(What to do):
Write out the data again exactly, skipping every picture.

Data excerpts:
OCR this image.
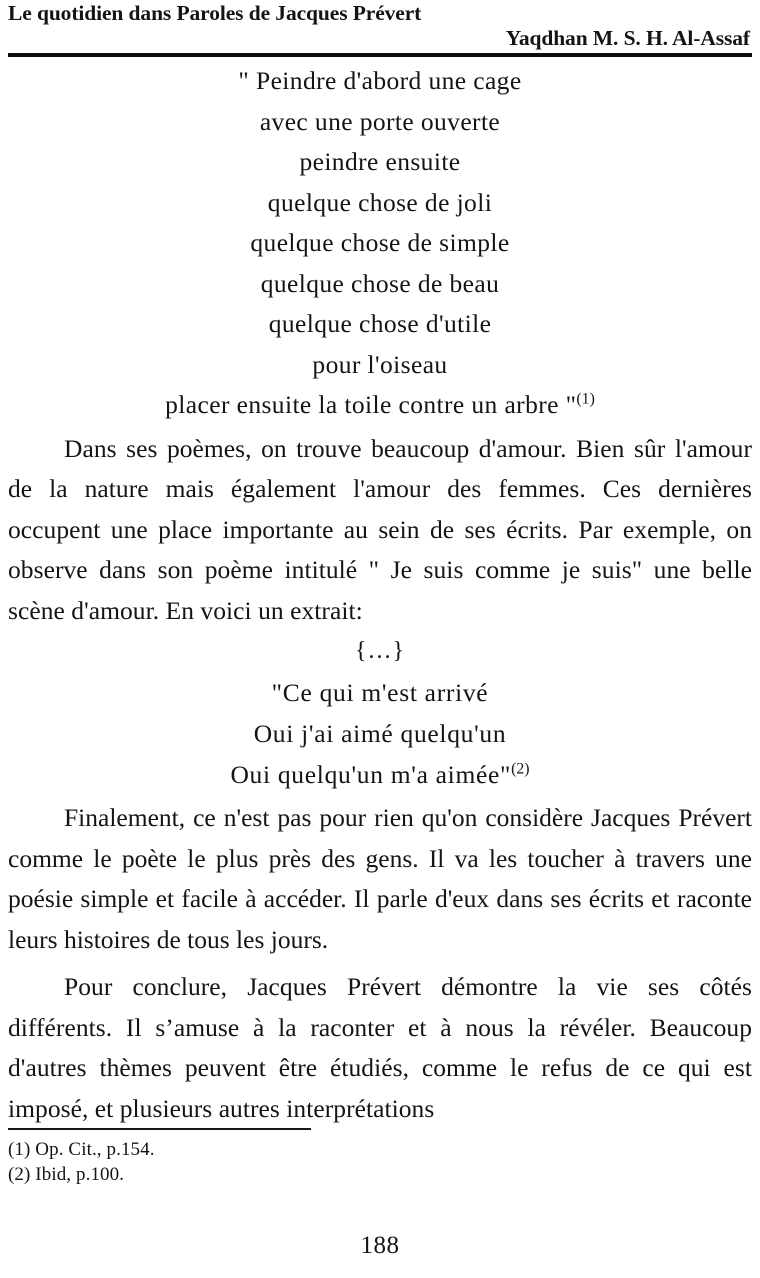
Le quotidien dans Paroles de Jacques Prévert
Yaqdhan M. S. H. Al-Assaf
" Peindre d'abord une cage
avec une porte ouverte
peindre ensuite
quelque chose de joli
quelque chose de simple
quelque chose de beau
quelque chose d'utile
pour l'oiseau
placer ensuite la toile contre un arbre "$^{(1)}$

Dans ses poèmes, on trouve beaucoup d'amour. Bien sûr l'amour de la nature mais également l'amour des femmes. Ces dernières occupent une place importante au sein de ses écrits. Par exemple, on observe dans son poème intitulé " Je suis comme je suis" une belle scène d'amour. En voici un extrait:

{…}
"Ce qui m'est arrivé
Oui j'ai aimé quelqu'un
Oui quelqu'un m'a aimée"$^{(2)}$

Finalement, ce n'est pas pour rien qu'on considère Jacques Prévert comme le poète le plus près des gens. Il va les toucher à travers une poésie simple et facile à accéder. Il parle d'eux dans ses écrits et raconte leurs histoires de tous les jours.

Pour conclure, Jacques Prévert démontre la vie ses côtés différents. Il s’amuse à la raconter et à nous la révéler. Beaucoup d'autres thèmes peuvent être étudiés, comme le refus de ce qui est imposé, et plusieurs autres interprétations

(1) Op. Cit., p.154.
(2) Ibid, p.100.
188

(Expected output):
OCR this image.
Le quotidien dans Paroles de Jacques Prévert
Yaqdhan M. S. H. Al-Assaf
" Peindre d'abord une cage
avec une porte ouverte
peindre ensuite
quelque chose de joli
quelque chose de simple
quelque chose de beau
quelque chose d'utile
pour l'oiseau
placer ensuite la toile contre un arbre "$^{(1)}$

Dans ses poèmes, on trouve beaucoup d'amour. Bien sûr l'amour de la nature mais également l'amour des femmes. Ces dernières occupent une place importante au sein de ses écrits. Par exemple, on observe dans son poème intitulé " Je suis comme je suis" une belle scène d'amour. En voici un extrait:

{…}
"Ce qui m'est arrivé
Oui j'ai aimé quelqu'un
Oui quelqu'un m'a aimée"$^{(2)}$

Finalement, ce n'est pas pour rien qu'on considère Jacques Prévert comme le poète le plus près des gens. Il va les toucher à travers une poésie simple et facile à accéder. Il parle d'eux dans ses écrits et raconte leurs histoires de tous les jours.

Pour conclure, Jacques Prévert démontre la vie ses côtés différents. Il s’amuse à la raconter et à nous la révéler. Beaucoup d'autres thèmes peuvent être étudiés, comme le refus de ce qui est imposé, et plusieurs autres interprétations

(1) Op. Cit., p.154.
(2) Ibid, p.100.
188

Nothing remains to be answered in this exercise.